• **Task to complete**
Compute the number of lines that include the string "temperatures", then output that number and nothing else.

## begin Records to process

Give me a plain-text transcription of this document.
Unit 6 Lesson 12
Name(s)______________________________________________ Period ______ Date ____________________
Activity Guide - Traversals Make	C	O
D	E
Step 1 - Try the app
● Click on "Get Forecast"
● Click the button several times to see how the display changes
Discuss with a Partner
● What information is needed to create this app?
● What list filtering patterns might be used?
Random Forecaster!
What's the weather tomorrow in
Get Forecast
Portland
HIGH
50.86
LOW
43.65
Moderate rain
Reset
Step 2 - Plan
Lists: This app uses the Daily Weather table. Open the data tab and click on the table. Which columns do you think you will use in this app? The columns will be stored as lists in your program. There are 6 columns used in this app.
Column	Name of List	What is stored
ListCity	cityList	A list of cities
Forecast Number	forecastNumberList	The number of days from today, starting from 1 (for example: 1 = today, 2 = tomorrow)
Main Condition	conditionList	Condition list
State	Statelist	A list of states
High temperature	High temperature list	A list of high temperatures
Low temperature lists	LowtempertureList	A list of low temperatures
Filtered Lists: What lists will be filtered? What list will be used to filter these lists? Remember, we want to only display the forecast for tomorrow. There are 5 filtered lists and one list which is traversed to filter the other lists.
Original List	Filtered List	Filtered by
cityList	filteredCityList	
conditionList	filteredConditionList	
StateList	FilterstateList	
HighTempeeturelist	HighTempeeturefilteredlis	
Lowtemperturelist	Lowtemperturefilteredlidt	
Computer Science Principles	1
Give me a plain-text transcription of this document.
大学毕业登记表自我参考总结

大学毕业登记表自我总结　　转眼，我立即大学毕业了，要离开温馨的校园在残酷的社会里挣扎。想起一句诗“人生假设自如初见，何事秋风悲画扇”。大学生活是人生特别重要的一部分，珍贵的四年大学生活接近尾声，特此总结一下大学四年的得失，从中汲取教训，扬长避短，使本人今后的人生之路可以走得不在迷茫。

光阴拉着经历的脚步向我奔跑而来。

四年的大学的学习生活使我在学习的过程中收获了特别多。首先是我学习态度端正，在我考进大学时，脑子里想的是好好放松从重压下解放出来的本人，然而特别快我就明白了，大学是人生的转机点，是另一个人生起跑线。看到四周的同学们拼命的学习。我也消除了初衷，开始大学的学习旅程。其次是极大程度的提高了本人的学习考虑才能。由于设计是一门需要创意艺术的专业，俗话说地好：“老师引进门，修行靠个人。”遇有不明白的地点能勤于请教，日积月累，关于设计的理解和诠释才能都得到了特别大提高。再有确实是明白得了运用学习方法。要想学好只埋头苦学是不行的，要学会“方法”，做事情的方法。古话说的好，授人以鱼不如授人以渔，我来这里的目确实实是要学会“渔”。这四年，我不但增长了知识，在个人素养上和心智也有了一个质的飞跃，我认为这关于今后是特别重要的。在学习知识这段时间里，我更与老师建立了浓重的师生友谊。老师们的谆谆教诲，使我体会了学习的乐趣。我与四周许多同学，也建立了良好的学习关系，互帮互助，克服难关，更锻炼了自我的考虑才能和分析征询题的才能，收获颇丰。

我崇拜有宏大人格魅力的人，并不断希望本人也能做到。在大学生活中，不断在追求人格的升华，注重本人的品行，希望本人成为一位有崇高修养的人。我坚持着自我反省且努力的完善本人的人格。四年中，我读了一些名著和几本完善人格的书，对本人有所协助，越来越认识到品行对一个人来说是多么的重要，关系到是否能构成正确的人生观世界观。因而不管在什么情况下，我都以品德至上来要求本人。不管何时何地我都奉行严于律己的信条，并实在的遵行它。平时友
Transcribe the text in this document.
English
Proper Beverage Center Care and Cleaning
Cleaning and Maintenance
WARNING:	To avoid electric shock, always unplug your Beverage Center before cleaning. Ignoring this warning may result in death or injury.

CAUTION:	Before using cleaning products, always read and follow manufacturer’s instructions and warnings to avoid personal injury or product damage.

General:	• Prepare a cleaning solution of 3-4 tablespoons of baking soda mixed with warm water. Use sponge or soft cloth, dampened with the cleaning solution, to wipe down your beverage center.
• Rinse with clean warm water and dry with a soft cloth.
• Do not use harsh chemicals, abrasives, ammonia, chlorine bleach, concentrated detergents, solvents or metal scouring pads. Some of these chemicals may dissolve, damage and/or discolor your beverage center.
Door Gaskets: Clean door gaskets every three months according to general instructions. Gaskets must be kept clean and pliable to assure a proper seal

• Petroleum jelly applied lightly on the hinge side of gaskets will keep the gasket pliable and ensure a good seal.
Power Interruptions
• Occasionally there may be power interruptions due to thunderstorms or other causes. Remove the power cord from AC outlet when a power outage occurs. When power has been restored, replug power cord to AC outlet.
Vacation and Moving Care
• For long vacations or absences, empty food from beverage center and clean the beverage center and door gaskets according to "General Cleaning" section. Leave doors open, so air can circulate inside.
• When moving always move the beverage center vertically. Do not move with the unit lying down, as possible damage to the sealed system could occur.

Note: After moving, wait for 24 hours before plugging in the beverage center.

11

## end Records to process

• **Solved exercise**
2